--- begin SUPPLIED INFORMATION ---

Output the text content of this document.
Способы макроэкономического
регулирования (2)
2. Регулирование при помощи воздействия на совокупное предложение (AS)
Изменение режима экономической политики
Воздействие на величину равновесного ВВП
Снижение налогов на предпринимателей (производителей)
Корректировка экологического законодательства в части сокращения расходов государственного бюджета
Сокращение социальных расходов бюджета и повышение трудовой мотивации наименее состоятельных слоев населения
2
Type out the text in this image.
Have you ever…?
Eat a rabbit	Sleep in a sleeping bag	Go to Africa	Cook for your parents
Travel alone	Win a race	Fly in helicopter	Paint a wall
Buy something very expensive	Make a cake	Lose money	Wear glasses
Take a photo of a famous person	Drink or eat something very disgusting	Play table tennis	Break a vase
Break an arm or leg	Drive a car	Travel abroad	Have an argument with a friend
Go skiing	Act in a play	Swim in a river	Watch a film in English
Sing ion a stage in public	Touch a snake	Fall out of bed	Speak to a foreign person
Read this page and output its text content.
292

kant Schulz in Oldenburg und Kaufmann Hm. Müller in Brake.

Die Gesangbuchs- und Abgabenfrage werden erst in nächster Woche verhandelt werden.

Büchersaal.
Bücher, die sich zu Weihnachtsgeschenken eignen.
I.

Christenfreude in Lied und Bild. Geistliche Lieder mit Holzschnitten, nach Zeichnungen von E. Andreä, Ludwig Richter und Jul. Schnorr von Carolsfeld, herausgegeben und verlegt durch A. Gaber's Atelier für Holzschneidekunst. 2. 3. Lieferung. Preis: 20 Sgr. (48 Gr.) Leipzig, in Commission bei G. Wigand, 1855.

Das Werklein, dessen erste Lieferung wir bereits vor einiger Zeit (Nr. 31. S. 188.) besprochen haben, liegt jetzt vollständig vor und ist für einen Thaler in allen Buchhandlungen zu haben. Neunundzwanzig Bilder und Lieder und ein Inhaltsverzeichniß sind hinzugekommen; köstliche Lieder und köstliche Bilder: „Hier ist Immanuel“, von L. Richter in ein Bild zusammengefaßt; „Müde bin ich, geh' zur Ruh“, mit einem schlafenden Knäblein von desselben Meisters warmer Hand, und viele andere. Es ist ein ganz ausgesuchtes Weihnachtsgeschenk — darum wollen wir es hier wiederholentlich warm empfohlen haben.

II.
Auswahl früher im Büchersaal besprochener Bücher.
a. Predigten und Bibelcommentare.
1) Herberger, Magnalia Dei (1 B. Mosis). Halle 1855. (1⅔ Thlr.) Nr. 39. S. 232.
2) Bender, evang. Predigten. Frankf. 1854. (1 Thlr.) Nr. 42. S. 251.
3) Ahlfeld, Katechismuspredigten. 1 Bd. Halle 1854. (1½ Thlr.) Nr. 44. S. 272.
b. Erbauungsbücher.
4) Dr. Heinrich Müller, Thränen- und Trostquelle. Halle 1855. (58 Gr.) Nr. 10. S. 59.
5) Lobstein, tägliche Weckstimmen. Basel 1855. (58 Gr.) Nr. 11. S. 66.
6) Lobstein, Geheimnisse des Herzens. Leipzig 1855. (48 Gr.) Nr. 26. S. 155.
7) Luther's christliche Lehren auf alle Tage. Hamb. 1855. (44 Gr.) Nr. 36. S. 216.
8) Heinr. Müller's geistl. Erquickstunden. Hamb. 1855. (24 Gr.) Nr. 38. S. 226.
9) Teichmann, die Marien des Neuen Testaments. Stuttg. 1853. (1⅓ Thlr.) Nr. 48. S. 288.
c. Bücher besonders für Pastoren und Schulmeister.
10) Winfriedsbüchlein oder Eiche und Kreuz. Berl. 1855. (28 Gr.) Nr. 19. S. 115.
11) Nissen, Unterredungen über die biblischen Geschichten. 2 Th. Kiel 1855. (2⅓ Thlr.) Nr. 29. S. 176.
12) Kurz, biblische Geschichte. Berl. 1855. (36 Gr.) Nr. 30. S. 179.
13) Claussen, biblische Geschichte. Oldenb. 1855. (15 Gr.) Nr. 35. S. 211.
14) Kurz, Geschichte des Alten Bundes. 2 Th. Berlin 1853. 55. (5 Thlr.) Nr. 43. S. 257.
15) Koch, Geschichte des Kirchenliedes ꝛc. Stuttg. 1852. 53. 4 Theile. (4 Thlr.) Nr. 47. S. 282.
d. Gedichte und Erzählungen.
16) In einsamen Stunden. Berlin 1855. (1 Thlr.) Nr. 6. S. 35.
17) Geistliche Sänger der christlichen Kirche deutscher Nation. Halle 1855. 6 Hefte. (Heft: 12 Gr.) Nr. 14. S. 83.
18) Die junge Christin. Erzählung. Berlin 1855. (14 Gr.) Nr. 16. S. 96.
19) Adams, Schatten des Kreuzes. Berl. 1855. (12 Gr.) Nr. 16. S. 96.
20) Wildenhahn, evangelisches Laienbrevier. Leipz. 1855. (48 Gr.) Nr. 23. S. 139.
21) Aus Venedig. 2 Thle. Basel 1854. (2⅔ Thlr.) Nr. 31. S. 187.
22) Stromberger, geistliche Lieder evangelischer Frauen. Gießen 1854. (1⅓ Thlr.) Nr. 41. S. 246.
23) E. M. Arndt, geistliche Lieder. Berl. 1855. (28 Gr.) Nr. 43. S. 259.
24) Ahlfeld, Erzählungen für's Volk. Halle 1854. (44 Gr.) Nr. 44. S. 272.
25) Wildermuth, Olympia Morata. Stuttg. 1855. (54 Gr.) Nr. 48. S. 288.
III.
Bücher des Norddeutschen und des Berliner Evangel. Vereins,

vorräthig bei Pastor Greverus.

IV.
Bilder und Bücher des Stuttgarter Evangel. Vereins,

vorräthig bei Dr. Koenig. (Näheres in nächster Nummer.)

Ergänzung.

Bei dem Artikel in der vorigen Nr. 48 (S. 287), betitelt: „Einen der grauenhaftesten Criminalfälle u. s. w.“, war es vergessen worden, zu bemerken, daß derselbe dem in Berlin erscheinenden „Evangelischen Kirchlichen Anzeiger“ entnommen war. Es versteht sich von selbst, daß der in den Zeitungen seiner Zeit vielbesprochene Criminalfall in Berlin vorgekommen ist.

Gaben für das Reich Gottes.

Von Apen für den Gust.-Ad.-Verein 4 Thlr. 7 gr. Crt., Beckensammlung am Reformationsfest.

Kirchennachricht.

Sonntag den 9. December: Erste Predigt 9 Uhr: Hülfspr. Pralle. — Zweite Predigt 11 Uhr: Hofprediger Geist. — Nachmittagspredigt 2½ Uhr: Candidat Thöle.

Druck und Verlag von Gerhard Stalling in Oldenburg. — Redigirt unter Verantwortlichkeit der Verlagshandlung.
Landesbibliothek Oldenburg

--- end SUPPLIED INFORMATION ---

EXERCISE DESCRIPTION ::
Set down the entries above again, word for word.

TASK ANSWER ::
Output the text content of this document.
Способы макроэкономического
регулирования (2)
2. Регулирование при помощи воздействия на совокупное предложение (AS)
Изменение режима экономической политики
Воздействие на величину равновесного ВВП
Снижение налогов на предпринимателей (производителей)
Корректировка экологического законодательства в части сокращения расходов государственного бюджета
Сокращение социальных расходов бюджета и повышение трудовой мотивации наименее состоятельных слоев населения
2
Type out the text in this image.
Have you ever…?
Eat a rabbit	Sleep in a sleeping bag	Go to Africa	Cook for your parents
Travel alone	Win a race	Fly in helicopter	Paint a wall
Buy something very expensive	Make a cake	Lose money	Wear glasses
Take a photo of a famous person	Drink or eat something very disgusting	Play table tennis	Break a vase
Break an arm or leg	Drive a car	Travel abroad	Have an argument with a friend
Go skiing	Act in a play	Swim in a river	Watch a film in English
Sing ion a stage in public	Touch a snake	Fall out of bed	Speak to a foreign person
Read this page and output its text content.
292

kant Schulz in Oldenburg und Kaufmann Hm. Müller in Brake.

Die Gesangbuchs- und Abgabenfrage werden erst in nächster Woche verhandelt werden.

Büchersaal.
Bücher, die sich zu Weihnachtsgeschenken eignen.
I.

Christenfreude in Lied und Bild. Geistliche Lieder mit Holzschnitten, nach Zeichnungen von E. Andreä, Ludwig Richter und Jul. Schnorr von Carolsfeld, herausgegeben und verlegt durch A. Gaber's Atelier für Holzschneidekunst. 2. 3. Lieferung. Preis: 20 Sgr. (48 Gr.) Leipzig, in Commission bei G. Wigand, 1855.

Das Werklein, dessen erste Lieferung wir bereits vor einiger Zeit (Nr. 31. S. 188.) besprochen haben, liegt jetzt vollständig vor und ist für einen Thaler in allen Buchhandlungen zu haben. Neunundzwanzig Bilder und Lieder und ein Inhaltsverzeichniß sind hinzugekommen; köstliche Lieder und köstliche Bilder: „Hier ist Immanuel“, von L. Richter in ein Bild zusammengefaßt; „Müde bin ich, geh' zur Ruh“, mit einem schlafenden Knäblein von desselben Meisters warmer Hand, und viele andere. Es ist ein ganz ausgesuchtes Weihnachtsgeschenk — darum wollen wir es hier wiederholentlich warm empfohlen haben.

II.
Auswahl früher im Büchersaal besprochener Bücher.
a. Predigten und Bibelcommentare.
1) Herberger, Magnalia Dei (1 B. Mosis). Halle 1855. (1⅔ Thlr.) Nr. 39. S. 232.
2) Bender, evang. Predigten. Frankf. 1854. (1 Thlr.) Nr. 42. S. 251.
3) Ahlfeld, Katechismuspredigten. 1 Bd. Halle 1854. (1½ Thlr.) Nr. 44. S. 272.
b. Erbauungsbücher.
4) Dr. Heinrich Müller, Thränen- und Trostquelle. Halle 1855. (58 Gr.) Nr. 10. S. 59.
5) Lobstein, tägliche Weckstimmen. Basel 1855. (58 Gr.) Nr. 11. S. 66.
6) Lobstein, Geheimnisse des Herzens. Leipzig 1855. (48 Gr.) Nr. 26. S. 155.
7) Luther's christliche Lehren auf alle Tage. Hamb. 1855. (44 Gr.) Nr. 36. S. 216.
8) Heinr. Müller's geistl. Erquickstunden. Hamb. 1855. (24 Gr.) Nr. 38. S. 226.
9) Teichmann, die Marien des Neuen Testaments. Stuttg. 1853. (1⅓ Thlr.) Nr. 48. S. 288.
c. Bücher besonders für Pastoren und Schulmeister.
10) Winfriedsbüchlein oder Eiche und Kreuz. Berl. 1855. (28 Gr.) Nr. 19. S. 115.
11) Nissen, Unterredungen über die biblischen Geschichten. 2 Th. Kiel 1855. (2⅓ Thlr.) Nr. 29. S. 176.
12) Kurz, biblische Geschichte. Berl. 1855. (36 Gr.) Nr. 30. S. 179.
13) Claussen, biblische Geschichte. Oldenb. 1855. (15 Gr.) Nr. 35. S. 211.
14) Kurz, Geschichte des Alten Bundes. 2 Th. Berlin 1853. 55. (5 Thlr.) Nr. 43. S. 257.
15) Koch, Geschichte des Kirchenliedes ꝛc. Stuttg. 1852. 53. 4 Theile. (4 Thlr.) Nr. 47. S. 282.
d. Gedichte und Erzählungen.
16) In einsamen Stunden. Berlin 1855. (1 Thlr.) Nr. 6. S. 35.
17) Geistliche Sänger der christlichen Kirche deutscher Nation. Halle 1855. 6 Hefte. (Heft: 12 Gr.) Nr. 14. S. 83.
18) Die junge Christin. Erzählung. Berlin 1855. (14 Gr.) Nr. 16. S. 96.
19) Adams, Schatten des Kreuzes. Berl. 1855. (12 Gr.) Nr. 16. S. 96.
20) Wildenhahn, evangelisches Laienbrevier. Leipz. 1855. (48 Gr.) Nr. 23. S. 139.
21) Aus Venedig. 2 Thle. Basel 1854. (2⅔ Thlr.) Nr. 31. S. 187.
22) Stromberger, geistliche Lieder evangelischer Frauen. Gießen 1854. (1⅓ Thlr.) Nr. 41. S. 246.
23) E. M. Arndt, geistliche Lieder. Berl. 1855. (28 Gr.) Nr. 43. S. 259.
24) Ahlfeld, Erzählungen für's Volk. Halle 1854. (44 Gr.) Nr. 44. S. 272.
25) Wildermuth, Olympia Morata. Stuttg. 1855. (54 Gr.) Nr. 48. S. 288.
III.
Bücher des Norddeutschen und des Berliner Evangel. Vereins,

vorräthig bei Pastor Greverus.

IV.
Bilder und Bücher des Stuttgarter Evangel. Vereins,

vorräthig bei Dr. Koenig. (Näheres in nächster Nummer.)

Ergänzung.

Bei dem Artikel in der vorigen Nr. 48 (S. 287), betitelt: „Einen der grauenhaftesten Criminalfälle u. s. w.“, war es vergessen worden, zu bemerken, daß derselbe dem in Berlin erscheinenden „Evangelischen Kirchlichen Anzeiger“ entnommen war. Es versteht sich von selbst, daß der in den Zeitungen seiner Zeit vielbesprochene Criminalfall in Berlin vorgekommen ist.

Gaben für das Reich Gottes.

Von Apen für den Gust.-Ad.-Verein 4 Thlr. 7 gr. Crt., Beckensammlung am Reformationsfest.

Kirchennachricht.

Sonntag den 9. December: Erste Predigt 9 Uhr: Hülfspr. Pralle. — Zweite Predigt 11 Uhr: Hofprediger Geist. — Nachmittagspredigt 2½ Uhr: Candidat Thöle.

Druck und Verlag von Gerhard Stalling in Oldenburg. — Redigirt unter Verantwortlichkeit der Verlagshandlung.
Landesbibliothek Oldenburg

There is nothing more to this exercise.